— START GIVEN RECORDS —
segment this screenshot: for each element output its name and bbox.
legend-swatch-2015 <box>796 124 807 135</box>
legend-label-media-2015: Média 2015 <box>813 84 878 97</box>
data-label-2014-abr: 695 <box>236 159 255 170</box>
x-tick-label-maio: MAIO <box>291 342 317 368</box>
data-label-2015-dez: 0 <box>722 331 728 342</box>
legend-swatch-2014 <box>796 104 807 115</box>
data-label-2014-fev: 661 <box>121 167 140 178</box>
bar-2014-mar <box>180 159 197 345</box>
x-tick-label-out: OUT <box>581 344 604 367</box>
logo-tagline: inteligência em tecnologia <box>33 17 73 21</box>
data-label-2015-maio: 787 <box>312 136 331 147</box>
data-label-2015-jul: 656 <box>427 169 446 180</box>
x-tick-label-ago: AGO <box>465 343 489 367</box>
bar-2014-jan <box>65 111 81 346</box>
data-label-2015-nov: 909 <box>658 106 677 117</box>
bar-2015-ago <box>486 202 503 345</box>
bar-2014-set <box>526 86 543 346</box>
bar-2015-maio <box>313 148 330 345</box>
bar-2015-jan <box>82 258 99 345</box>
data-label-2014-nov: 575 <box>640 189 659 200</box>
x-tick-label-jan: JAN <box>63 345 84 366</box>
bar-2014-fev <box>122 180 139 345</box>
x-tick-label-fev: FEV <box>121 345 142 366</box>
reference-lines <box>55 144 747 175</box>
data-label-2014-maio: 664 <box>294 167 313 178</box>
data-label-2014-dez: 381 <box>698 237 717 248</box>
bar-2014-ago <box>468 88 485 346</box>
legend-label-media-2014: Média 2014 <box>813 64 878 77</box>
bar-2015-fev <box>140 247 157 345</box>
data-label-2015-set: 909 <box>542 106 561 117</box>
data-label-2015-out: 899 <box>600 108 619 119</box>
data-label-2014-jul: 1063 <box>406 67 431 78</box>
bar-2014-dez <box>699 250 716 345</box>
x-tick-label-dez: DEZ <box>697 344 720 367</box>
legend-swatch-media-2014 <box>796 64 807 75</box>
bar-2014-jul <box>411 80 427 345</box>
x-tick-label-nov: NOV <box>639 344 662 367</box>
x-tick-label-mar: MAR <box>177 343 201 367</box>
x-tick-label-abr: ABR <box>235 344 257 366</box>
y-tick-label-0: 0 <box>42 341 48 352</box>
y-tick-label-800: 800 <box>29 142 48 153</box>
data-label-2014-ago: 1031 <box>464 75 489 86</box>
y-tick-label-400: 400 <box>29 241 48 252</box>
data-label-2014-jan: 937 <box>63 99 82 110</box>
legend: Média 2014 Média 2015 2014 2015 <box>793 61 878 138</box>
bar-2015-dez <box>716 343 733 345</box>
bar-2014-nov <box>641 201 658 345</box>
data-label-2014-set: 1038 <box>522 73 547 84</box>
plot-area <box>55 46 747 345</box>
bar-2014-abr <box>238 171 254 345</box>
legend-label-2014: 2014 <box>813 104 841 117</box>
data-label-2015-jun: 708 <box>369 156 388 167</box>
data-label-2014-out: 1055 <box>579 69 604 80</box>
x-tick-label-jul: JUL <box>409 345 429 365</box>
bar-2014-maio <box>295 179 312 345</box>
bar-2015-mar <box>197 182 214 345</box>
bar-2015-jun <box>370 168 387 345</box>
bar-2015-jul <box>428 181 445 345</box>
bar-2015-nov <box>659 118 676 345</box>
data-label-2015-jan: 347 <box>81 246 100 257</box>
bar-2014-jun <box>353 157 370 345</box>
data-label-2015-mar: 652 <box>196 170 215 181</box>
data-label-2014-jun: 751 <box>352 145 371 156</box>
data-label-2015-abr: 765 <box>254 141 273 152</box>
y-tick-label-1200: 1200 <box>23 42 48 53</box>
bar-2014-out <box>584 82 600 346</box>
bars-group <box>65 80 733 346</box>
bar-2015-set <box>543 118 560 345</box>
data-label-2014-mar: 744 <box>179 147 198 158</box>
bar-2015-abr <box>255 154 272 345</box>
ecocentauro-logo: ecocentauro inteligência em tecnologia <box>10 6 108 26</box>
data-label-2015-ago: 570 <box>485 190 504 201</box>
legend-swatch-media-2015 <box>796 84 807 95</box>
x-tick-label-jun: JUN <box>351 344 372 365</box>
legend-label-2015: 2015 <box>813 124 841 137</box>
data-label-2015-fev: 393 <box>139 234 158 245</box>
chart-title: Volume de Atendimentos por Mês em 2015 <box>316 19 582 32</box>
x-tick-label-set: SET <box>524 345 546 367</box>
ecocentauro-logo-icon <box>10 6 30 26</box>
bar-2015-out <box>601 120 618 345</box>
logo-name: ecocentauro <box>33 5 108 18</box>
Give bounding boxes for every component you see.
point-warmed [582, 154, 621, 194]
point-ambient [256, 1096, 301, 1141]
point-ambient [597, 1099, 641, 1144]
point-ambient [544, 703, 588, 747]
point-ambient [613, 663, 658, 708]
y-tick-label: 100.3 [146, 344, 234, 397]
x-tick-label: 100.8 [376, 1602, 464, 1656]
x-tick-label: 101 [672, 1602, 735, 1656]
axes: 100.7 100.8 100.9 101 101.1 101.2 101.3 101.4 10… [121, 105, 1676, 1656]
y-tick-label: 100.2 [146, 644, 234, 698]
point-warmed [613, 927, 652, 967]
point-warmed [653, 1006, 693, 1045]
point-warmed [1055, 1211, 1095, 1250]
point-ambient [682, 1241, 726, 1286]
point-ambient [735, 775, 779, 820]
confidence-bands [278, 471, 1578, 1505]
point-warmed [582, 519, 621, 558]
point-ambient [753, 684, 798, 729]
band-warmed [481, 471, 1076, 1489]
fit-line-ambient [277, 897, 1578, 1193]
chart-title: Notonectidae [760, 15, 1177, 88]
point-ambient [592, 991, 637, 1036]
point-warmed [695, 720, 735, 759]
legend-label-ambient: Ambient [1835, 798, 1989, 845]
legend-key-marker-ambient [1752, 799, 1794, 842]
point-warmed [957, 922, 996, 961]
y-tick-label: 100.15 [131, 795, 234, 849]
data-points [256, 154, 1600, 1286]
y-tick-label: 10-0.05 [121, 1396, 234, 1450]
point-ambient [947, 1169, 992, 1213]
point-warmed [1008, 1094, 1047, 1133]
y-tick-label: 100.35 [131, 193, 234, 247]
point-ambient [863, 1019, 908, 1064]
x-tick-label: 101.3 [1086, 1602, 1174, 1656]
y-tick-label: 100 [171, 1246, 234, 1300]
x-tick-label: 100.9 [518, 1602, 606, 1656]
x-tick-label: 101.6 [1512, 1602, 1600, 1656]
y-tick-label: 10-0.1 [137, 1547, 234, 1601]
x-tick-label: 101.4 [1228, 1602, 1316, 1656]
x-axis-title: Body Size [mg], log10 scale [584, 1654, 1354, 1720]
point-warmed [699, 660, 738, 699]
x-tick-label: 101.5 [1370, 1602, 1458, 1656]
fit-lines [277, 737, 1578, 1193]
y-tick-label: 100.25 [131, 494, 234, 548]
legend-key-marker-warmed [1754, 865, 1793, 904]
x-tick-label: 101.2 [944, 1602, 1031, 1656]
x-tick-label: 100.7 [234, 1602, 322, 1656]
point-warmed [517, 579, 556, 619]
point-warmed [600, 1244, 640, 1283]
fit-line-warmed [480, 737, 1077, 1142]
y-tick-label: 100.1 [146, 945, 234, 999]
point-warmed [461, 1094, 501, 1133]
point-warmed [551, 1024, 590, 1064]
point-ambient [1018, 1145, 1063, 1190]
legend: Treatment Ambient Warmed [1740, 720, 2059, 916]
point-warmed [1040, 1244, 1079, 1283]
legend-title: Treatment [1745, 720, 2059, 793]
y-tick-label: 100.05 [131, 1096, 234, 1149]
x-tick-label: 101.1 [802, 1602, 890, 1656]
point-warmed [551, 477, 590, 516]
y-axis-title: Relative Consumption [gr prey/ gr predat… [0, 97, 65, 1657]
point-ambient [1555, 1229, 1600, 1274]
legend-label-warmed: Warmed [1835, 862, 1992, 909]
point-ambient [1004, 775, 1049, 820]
— END GIVEN RECORDS —
EXERCISE REQUIREMENTS: In the listing, from the start down through the line containing "x-tick-label-out: OUT <box>581", swap "bbox" for "bounding box" and leave everything else unchanged. Give back only those lines.

TASK RESULT:
segment this screenshot: for each element output its name and bounding box.
legend-swatch-2015 <box>796 124 807 135</box>
legend-label-media-2015: Média 2015 <box>813 84 878 97</box>
data-label-2014-abr: 695 <box>236 159 255 170</box>
x-tick-label-maio: MAIO <box>291 342 317 368</box>
data-label-2015-dez: 0 <box>722 331 728 342</box>
legend-swatch-2014 <box>796 104 807 115</box>
data-label-2014-fev: 661 <box>121 167 140 178</box>
bar-2014-mar <box>180 159 197 345</box>
x-tick-label-out: OUT <box>581 344 604 367</box>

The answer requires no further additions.